● Your objective: Can you copy all of the data below line for line, changing nothing, and omit the pictures from your copy?
────────
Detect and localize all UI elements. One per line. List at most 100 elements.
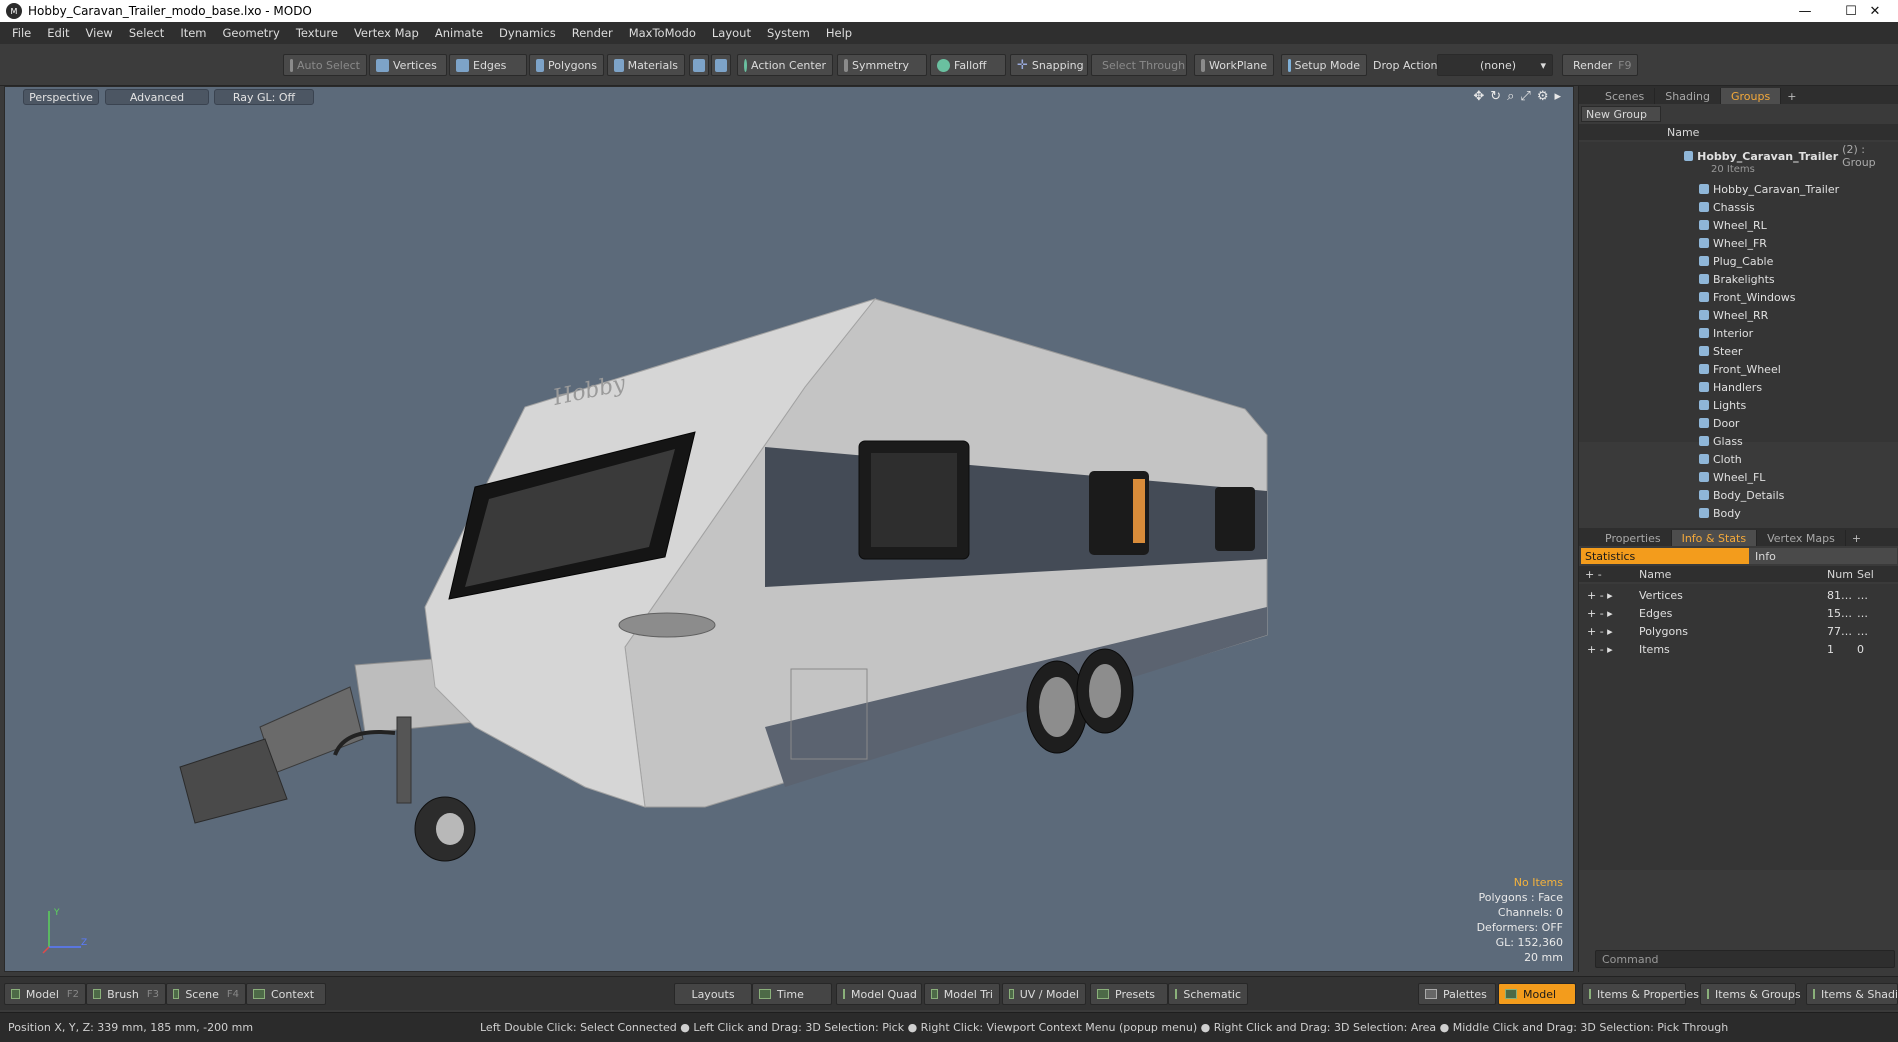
layout-model-quad-button[interactable]: Model Quad xyxy=(836,983,922,1005)
palettes-icon xyxy=(1425,989,1437,999)
list-item[interactable]: Body_Details xyxy=(1579,486,1898,504)
menu-item[interactable]: Item xyxy=(172,26,214,40)
symmetry-button[interactable]: Symmetry xyxy=(837,54,927,76)
subtab-info[interactable]: Info xyxy=(1749,548,1897,564)
table-row[interactable]: + - ▸ Polygons 77…… xyxy=(1579,622,1898,640)
tab-shading[interactable]: Shading xyxy=(1655,88,1721,104)
select-through-button[interactable]: Select Through xyxy=(1091,54,1187,76)
hud-polygons: Polygons : Face xyxy=(1478,891,1563,904)
layout-brush-button[interactable]: Brush F3 xyxy=(86,983,166,1005)
list-item[interactable]: Front_Wheel xyxy=(1579,360,1898,378)
menu-geometry[interactable]: Geometry xyxy=(215,26,288,40)
layout-context-button[interactable]: Context xyxy=(246,983,326,1005)
list-item[interactable]: Hobby_Caravan_Trailer xyxy=(1579,180,1898,198)
action-center-button[interactable]: Action Center xyxy=(737,54,833,76)
drop-action-label: Drop Action xyxy=(1373,59,1438,72)
list-item[interactable]: Steer xyxy=(1579,342,1898,360)
list-item[interactable]: Wheel_RL xyxy=(1579,216,1898,234)
list-item[interactable]: Handlers xyxy=(1579,378,1898,396)
menu-system[interactable]: System xyxy=(759,26,818,40)
render-button[interactable]: Render F9 xyxy=(1562,54,1638,76)
layout-icon xyxy=(1589,989,1591,999)
select-mode-a-button[interactable] xyxy=(689,54,709,76)
command-input[interactable]: Command xyxy=(1595,950,1895,968)
auto-select-button[interactable]: Auto Select xyxy=(283,54,367,76)
row-expand-controls[interactable]: + - ▸ xyxy=(1579,589,1639,602)
layout-model-button[interactable]: Model F2 xyxy=(4,983,86,1005)
menu-help[interactable]: Help xyxy=(818,26,860,40)
table-row[interactable]: + - ▸ Vertices 81…… xyxy=(1579,586,1898,604)
hud-gl: GL: 152,360 xyxy=(1495,936,1563,949)
tab-scenes[interactable]: Scenes xyxy=(1595,88,1656,104)
workplane-button[interactable]: WorkPlane xyxy=(1194,54,1274,76)
list-item[interactable]: Plug_Cable xyxy=(1579,252,1898,270)
table-row[interactable]: + - ▸ Edges 15…… xyxy=(1579,604,1898,622)
falloff-button[interactable]: Falloff xyxy=(930,54,1006,76)
close-button[interactable]: ✕ xyxy=(1852,0,1898,22)
groups-tabs: Scenes Shading Groups + xyxy=(1579,86,1898,104)
layout-items-groups-button[interactable]: Items & Groups xyxy=(1700,983,1801,1005)
minimize-button[interactable]: — xyxy=(1782,0,1828,22)
setup-mode-button[interactable]: Setup Mode xyxy=(1281,54,1367,76)
list-item[interactable]: Wheel_RR xyxy=(1579,306,1898,324)
list-item[interactable]: Door xyxy=(1579,414,1898,432)
tab-vertex-maps[interactable]: Vertex Maps xyxy=(1757,530,1846,546)
layout-time-button[interactable]: Time xyxy=(752,983,832,1005)
select-mode-b-button[interactable] xyxy=(711,54,731,76)
menu-edit[interactable]: Edit xyxy=(39,26,77,40)
list-item[interactable]: Brakelights xyxy=(1579,270,1898,288)
list-item-label: Front_Wheel xyxy=(1713,362,1781,376)
materials-button[interactable]: Materials xyxy=(607,54,685,76)
layout-model-active-button[interactable]: Model xyxy=(1498,983,1576,1005)
menu-render[interactable]: Render xyxy=(564,26,621,40)
row-expand-controls[interactable]: + - ▸ xyxy=(1579,625,1639,638)
list-item[interactable]: Front_Windows xyxy=(1579,288,1898,306)
menu-texture[interactable]: Texture xyxy=(288,26,346,40)
tab-info-stats[interactable]: Info & Stats xyxy=(1671,530,1758,546)
chevron-down-icon: ▾ xyxy=(1540,58,1546,72)
layout-schematic-button[interactable]: Schematic xyxy=(1168,983,1248,1005)
add-tab-icon[interactable]: + xyxy=(1781,88,1802,104)
layout-model-tri-button[interactable]: Model Tri xyxy=(924,983,1000,1005)
vertices-button[interactable]: Vertices xyxy=(369,54,447,76)
edges-button[interactable]: Edges xyxy=(449,54,527,76)
polygons-button[interactable]: Polygons xyxy=(529,54,604,76)
list-item[interactable]: Body xyxy=(1579,504,1898,522)
layouts-button[interactable]: Layouts xyxy=(674,983,752,1005)
stats-header-controls: + - xyxy=(1585,567,1602,581)
subtab-statistics[interactable]: Statistics xyxy=(1581,548,1749,564)
drop-action-select[interactable]: (none) ▾ xyxy=(1437,54,1553,76)
new-group-button[interactable]: New Group xyxy=(1581,106,1661,122)
layout-items-properties-button[interactable]: Items & Properties xyxy=(1582,983,1699,1005)
layout-presets-button[interactable]: Presets xyxy=(1090,983,1168,1005)
list-item[interactable]: Lights xyxy=(1579,396,1898,414)
menu-animate[interactable]: Animate xyxy=(427,26,491,40)
tab-groups[interactable]: Groups xyxy=(1720,88,1782,104)
list-item[interactable]: Cloth xyxy=(1579,450,1898,468)
row-expand-controls[interactable]: + - ▸ xyxy=(1579,643,1639,656)
list-item[interactable]: Wheel_FL xyxy=(1579,468,1898,486)
menu-dynamics[interactable]: Dynamics xyxy=(491,26,564,40)
layout-items-shading-button[interactable]: Items & Shadi xyxy=(1806,983,1898,1005)
list-item[interactable]: Interior xyxy=(1579,324,1898,342)
menu-file[interactable]: File xyxy=(4,26,39,40)
mesh-icon xyxy=(1699,400,1709,410)
add-tab-icon[interactable]: + xyxy=(1846,530,1867,546)
3d-viewport[interactable]: Perspective Advanced Ray GL: Off ✥ ↻ ⌕ ⤢… xyxy=(4,86,1574,972)
layout-scene-button[interactable]: Scene F4 xyxy=(166,983,246,1005)
row-expand-controls[interactable]: + - ▸ xyxy=(1579,607,1639,620)
menu-select[interactable]: Select xyxy=(121,26,172,40)
list-item[interactable]: Chassis xyxy=(1579,198,1898,216)
menu-view[interactable]: View xyxy=(78,26,121,40)
layout-uv-model-button[interactable]: UV / Model xyxy=(1002,983,1086,1005)
palettes-button[interactable]: Palettes xyxy=(1418,983,1496,1005)
menu-layout[interactable]: Layout xyxy=(704,26,759,40)
tab-properties[interactable]: Properties xyxy=(1595,530,1672,546)
list-item[interactable]: Glass xyxy=(1579,432,1898,450)
table-row[interactable]: + - ▸ Items 1 0 xyxy=(1579,640,1898,658)
snapping-button[interactable]: ✛ Snapping xyxy=(1010,54,1088,76)
menu-maxtomodo[interactable]: MaxToModo xyxy=(621,26,704,40)
list-item-label: Plug_Cable xyxy=(1713,254,1774,268)
list-item[interactable]: Wheel_FR xyxy=(1579,234,1898,252)
menu-vertex-map[interactable]: Vertex Map xyxy=(346,26,427,40)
────────
● Right answer:
Detect and localize all UI elements. One per line. List at most 100 elements.
layout-model-quad-button[interactable]: Model Quad xyxy=(836,983,922,1005)
palettes-icon xyxy=(1425,989,1437,999)
list-item[interactable]: Body_Details xyxy=(1579,486,1898,504)
menu-item[interactable]: Item xyxy=(172,26,214,40)
symmetry-button[interactable]: Symmetry xyxy=(837,54,927,76)
subtab-info[interactable]: Info xyxy=(1749,548,1897,564)
table-row[interactable]: + - ▸ Polygons 77…… xyxy=(1579,622,1898,640)
tab-shading[interactable]: Shading xyxy=(1655,88,1721,104)
select-through-button[interactable]: Select Through xyxy=(1091,54,1187,76)
hud-polygons: Polygons : Face xyxy=(1478,891,1563,904)
layout-brush-button[interactable]: Brush F3 xyxy=(86,983,166,1005)
list-item[interactable]: Front_Wheel xyxy=(1579,360,1898,378)
menu-geometry[interactable]: Geometry xyxy=(215,26,288,40)
layout-context-button[interactable]: Context xyxy=(246,983,326,1005)
list-item[interactable]: Hobby_Caravan_Trailer xyxy=(1579,180,1898,198)
action-center-button[interactable]: Action Center xyxy=(737,54,833,76)
drop-action-label: Drop Action xyxy=(1373,59,1438,72)
list-item[interactable]: Steer xyxy=(1579,342,1898,360)
list-item[interactable]: Wheel_RL xyxy=(1579,216,1898,234)
list-item[interactable]: Handlers xyxy=(1579,378,1898,396)
menu-system[interactable]: System xyxy=(759,26,818,40)
render-button[interactable]: Render F9 xyxy=(1562,54,1638,76)
layout-icon xyxy=(1589,989,1591,999)
select-mode-a-button[interactable] xyxy=(689,54,709,76)
command-input[interactable]: Command xyxy=(1595,950,1895,968)
auto-select-button[interactable]: Auto Select xyxy=(283,54,367,76)
row-expand-controls[interactable]: + - ▸ xyxy=(1579,589,1639,602)
layout-model-button[interactable]: Model F2 xyxy=(4,983,86,1005)
menu-help[interactable]: Help xyxy=(818,26,860,40)
table-row[interactable]: + - ▸ Vertices 81…… xyxy=(1579,586,1898,604)
hud-gl: GL: 152,360 xyxy=(1495,936,1563,949)
tab-scenes[interactable]: Scenes xyxy=(1595,88,1656,104)
workplane-button[interactable]: WorkPlane xyxy=(1194,54,1274,76)
list-item[interactable]: Plug_Cable xyxy=(1579,252,1898,270)
table-row[interactable]: + - ▸ Edges 15…… xyxy=(1579,604,1898,622)
falloff-button[interactable]: Falloff xyxy=(930,54,1006,76)
close-button[interactable]: ✕ xyxy=(1852,0,1898,22)
groups-tabs: Scenes Shading Groups + xyxy=(1579,86,1898,104)
layout-items-groups-button[interactable]: Items & Groups xyxy=(1700,983,1801,1005)
minimize-button[interactable]: — xyxy=(1782,0,1828,22)
setup-mode-button[interactable]: Setup Mode xyxy=(1281,54,1367,76)
list-item[interactable]: Wheel_RR xyxy=(1579,306,1898,324)
list-item[interactable]: Door xyxy=(1579,414,1898,432)
tab-vertex-maps[interactable]: Vertex Maps xyxy=(1757,530,1846,546)
layout-time-button[interactable]: Time xyxy=(752,983,832,1005)
select-mode-b-button[interactable] xyxy=(711,54,731,76)
menu-edit[interactable]: Edit xyxy=(39,26,77,40)
list-item[interactable]: Brakelights xyxy=(1579,270,1898,288)
list-item-label: Front_Wheel xyxy=(1713,362,1781,376)
materials-button[interactable]: Materials xyxy=(607,54,685,76)
layout-model-active-button[interactable]: Model xyxy=(1498,983,1576,1005)
menu-render[interactable]: Render xyxy=(564,26,621,40)
row-expand-controls[interactable]: + - ▸ xyxy=(1579,625,1639,638)
list-item[interactable]: Front_Windows xyxy=(1579,288,1898,306)
menu-texture[interactable]: Texture xyxy=(288,26,346,40)
tab-info-stats[interactable]: Info & Stats xyxy=(1671,530,1758,546)
chevron-down-icon: ▾ xyxy=(1540,58,1546,72)
layout-schematic-button[interactable]: Schematic xyxy=(1168,983,1248,1005)
add-tab-icon[interactable]: + xyxy=(1781,88,1802,104)
layout-model-tri-button[interactable]: Model Tri xyxy=(924,983,1000,1005)
vertices-button[interactable]: Vertices xyxy=(369,54,447,76)
edges-button[interactable]: Edges xyxy=(449,54,527,76)
polygons-button[interactable]: Polygons xyxy=(529,54,604,76)
list-item[interactable]: Body xyxy=(1579,504,1898,522)
layouts-button[interactable]: Layouts xyxy=(674,983,752,1005)
stats-header-controls: + - xyxy=(1585,567,1602,581)
subtab-statistics[interactable]: Statistics xyxy=(1581,548,1749,564)
drop-action-select[interactable]: (none) ▾ xyxy=(1437,54,1553,76)
new-group-button[interactable]: New Group xyxy=(1581,106,1661,122)
layout-items-properties-button[interactable]: Items & Properties xyxy=(1582,983,1699,1005)
layout-presets-button[interactable]: Presets xyxy=(1090,983,1168,1005)
list-item[interactable]: Lights xyxy=(1579,396,1898,414)
menu-animate[interactable]: Animate xyxy=(427,26,491,40)
tab-groups[interactable]: Groups xyxy=(1720,88,1782,104)
list-item[interactable]: Cloth xyxy=(1579,450,1898,468)
row-expand-controls[interactable]: + - ▸ xyxy=(1579,643,1639,656)
list-item[interactable]: Wheel_FL xyxy=(1579,468,1898,486)
menu-dynamics[interactable]: Dynamics xyxy=(491,26,564,40)
layout-items-shading-button[interactable]: Items & Shadi xyxy=(1806,983,1898,1005)
list-item[interactable]: Interior xyxy=(1579,324,1898,342)
menu-file[interactable]: File xyxy=(4,26,39,40)
mesh-icon xyxy=(1699,400,1709,410)
add-tab-icon[interactable]: + xyxy=(1846,530,1867,546)
3d-viewport[interactable]: Perspective Advanced Ray GL: Off ✥ ↻ ⌕ ⤢… xyxy=(4,86,1574,972)
layout-scene-button[interactable]: Scene F4 xyxy=(166,983,246,1005)
row-expand-controls[interactable]: + - ▸ xyxy=(1579,607,1639,620)
menu-select[interactable]: Select xyxy=(121,26,172,40)
list-item[interactable]: Chassis xyxy=(1579,198,1898,216)
menu-view[interactable]: View xyxy=(78,26,121,40)
layout-uv-model-button[interactable]: UV / Model xyxy=(1002,983,1086,1005)
palettes-button[interactable]: Palettes xyxy=(1418,983,1496,1005)
menu-layout[interactable]: Layout xyxy=(704,26,759,40)
tab-properties[interactable]: Properties xyxy=(1595,530,1672,546)
list-item[interactable]: Glass xyxy=(1579,432,1898,450)
table-row[interactable]: + - ▸ Items 1 0 xyxy=(1579,640,1898,658)
snapping-button[interactable]: ✛ Snapping xyxy=(1010,54,1088,76)
menu-maxtomodo[interactable]: MaxToModo xyxy=(621,26,704,40)
list-item-label: Plug_Cable xyxy=(1713,254,1774,268)
list-item[interactable]: Wheel_FR xyxy=(1579,234,1898,252)
menu-vertex-map[interactable]: Vertex Map xyxy=(346,26,427,40)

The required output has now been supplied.